Excerpts from a figure dataset:

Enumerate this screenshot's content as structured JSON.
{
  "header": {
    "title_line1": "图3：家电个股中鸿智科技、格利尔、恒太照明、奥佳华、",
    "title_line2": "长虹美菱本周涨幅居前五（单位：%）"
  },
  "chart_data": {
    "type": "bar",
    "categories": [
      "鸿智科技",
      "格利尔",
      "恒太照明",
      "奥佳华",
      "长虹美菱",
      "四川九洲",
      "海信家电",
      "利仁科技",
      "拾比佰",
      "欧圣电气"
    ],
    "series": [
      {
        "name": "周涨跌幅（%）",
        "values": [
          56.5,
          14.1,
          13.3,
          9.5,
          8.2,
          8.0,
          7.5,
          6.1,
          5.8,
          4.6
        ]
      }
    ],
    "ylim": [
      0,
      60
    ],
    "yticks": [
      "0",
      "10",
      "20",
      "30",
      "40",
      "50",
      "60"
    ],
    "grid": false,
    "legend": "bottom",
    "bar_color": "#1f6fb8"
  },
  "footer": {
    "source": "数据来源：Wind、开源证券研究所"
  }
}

Task goal: Go through the listing above and pull out each line containing the word "恒太照明".

The answer:
    "title_line1": "图3：家电个股中鸿智科技、格利尔、恒太照明、奥佳华、",
      "恒太照明",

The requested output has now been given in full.